> _Texte_
--------------------

Qu’apporte l’articulation d’une évaluation guidée par les indicateurs avec une évaluation comme URBAL, fondée sur l’analyse des processus du changement et la production de connaissance multi-acteurs ? D’abord, en se fondant sur la compréhension du processus d’innovation, le choix des indicateurs limite l’écueil de la standardisation. Auparavant, le système d’évaluation de MCA s’appuyait sur un set d’indicateurs rendant compte de l’impact global du programme, sans évaluation distincte des différentes actions qui le composent, ni des étapes du processus de changement. Identifier ces étapes et caractériser les freins ou les facilitateurs qui jalonnent le chemin d’impact permet de sélectionner des indicateurs propres à rendre compte des étapes spécifiques de ce chemin. Celles-ci peuvent être des ressources matérielles ou contextuelles qui ont permis l’action, des actions mises en œuvre elles-mêmes pour générer le changement, divers leviers ou freins qui s’appliquent au changement, ou encore des effets à long terme sur le système. Par exemple, l’action « allotissement plus fin » vise à fractionner la procédure d’achat sur les marchés publics en un plus grand nombre de lots, afin de favoriser la candidature d’une plus grande diversité de producteurs et de transformateurs, de petites structures notamment, locales de surcroît. Le chemin d’impact cartographié collectivement avec URBAL a permis de relever que le sourcing – c’est-à-dire les consultations menées pour identifier des fournisseurs potentiels – est une condition préalable favorable à la réussite de l’action. Un indicateur ad hoc a ainsi été ajouté au set d’indicateurs existants.

--------------------

> _Consignes_
1. Répondez à ces questions sur le texte consacré à l'évaluation URBAL :
(a) Sur quoi reposait auparavant le système d'évaluation de MCA ?
(b) Que cherche à faire l'action « allotissement plus fin » ?
(c) Qu'entend-on par « sourcing » ?
2. Le texte sur l'évaluation URBAL précise ce que peuvent être les étapes du chemin d'impact. Dressez-en la liste complète, s'il vous plaît.
3. Poursuivez le texte sur l'évaluation URBAL à partir de sa dernière phrase.

> _Extrait des données_

--------------------

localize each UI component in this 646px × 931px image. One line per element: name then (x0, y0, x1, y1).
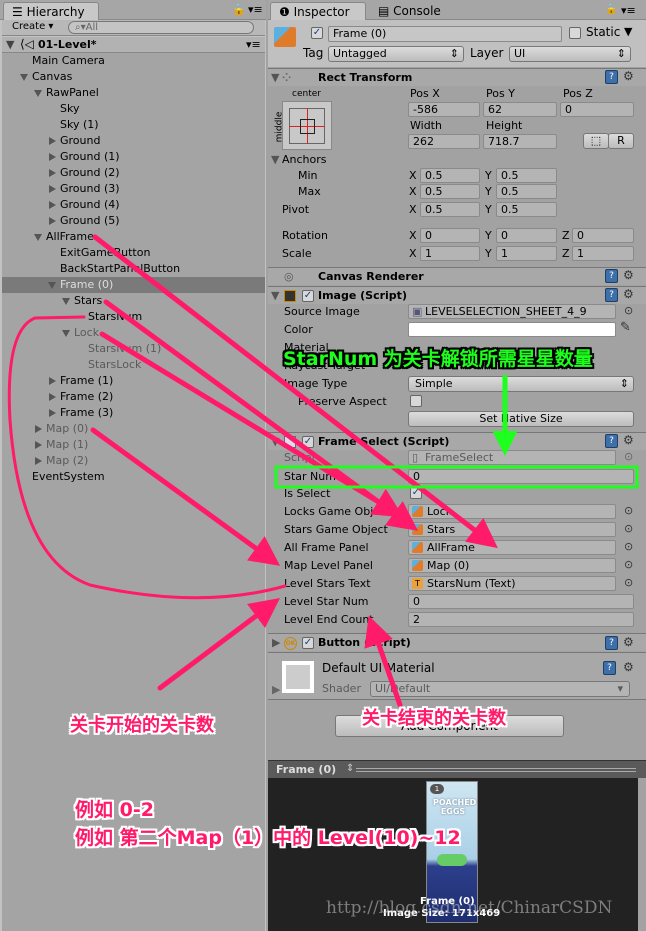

--------------------

> _Réponses_
1.
(a) Sur un set d'indicateurs rendant compte de l'impact global du programme.
(b) Elle vise à fractionner la procédure d'achat sur les marchés publics en un plus grand nombre de lots.
(c) Les consultations menées pour identifier des fournisseurs potentiels.

2.
- des ressources matérielles ou contextuelles qui ont permis l'action
- des actions mises en œuvre elles-mêmes pour générer le changement
- divers leviers ou freins qui s'appliquent au changement
- des effets à long terme sur le système

3.
L’analyse des chemins d’impact a aussi permis d’identifier des indicateurs à créer, ou à mobiliser – pour lesquels des données étaient déjà disponibles – afin d’améliorer l’évaluation du programme. En particulier, le dialogue multi-acteurs a fourni des éléments qui ont permis d’inclure des indicateurs prenant en compte les intérêts de la diversité des acteurs concernés, au-delà du seul porteur de projet. Par exemple, les agents des cantines ont indiqué lors de l’atelier participatif que les outils du « kit de découpe » – pensé pour faciliter le travail de découpe des agents et réduire le gaspillage des fruits – peuvent comporter un risque de blessure. La prise en compte de cet élément permet de garantir de meilleures conditions de travail et de prévenir une augmentation des coûts des soins de santé.

En outre, la DPA avait engagé une réflexion sur l’articulation du système de suivi-évaluation du pro-gramme avec divers cadres normatifs de durabilité (Charte P2A, EGalim, MUFPP, ODD). URBAL a permis de mettre en évidence la contribution du programme aux différentes dimensions de la durabilité (économique, sociale, environnementale, de santé/nutrition et de gouvernance) et a ainsi facilité cette articulation.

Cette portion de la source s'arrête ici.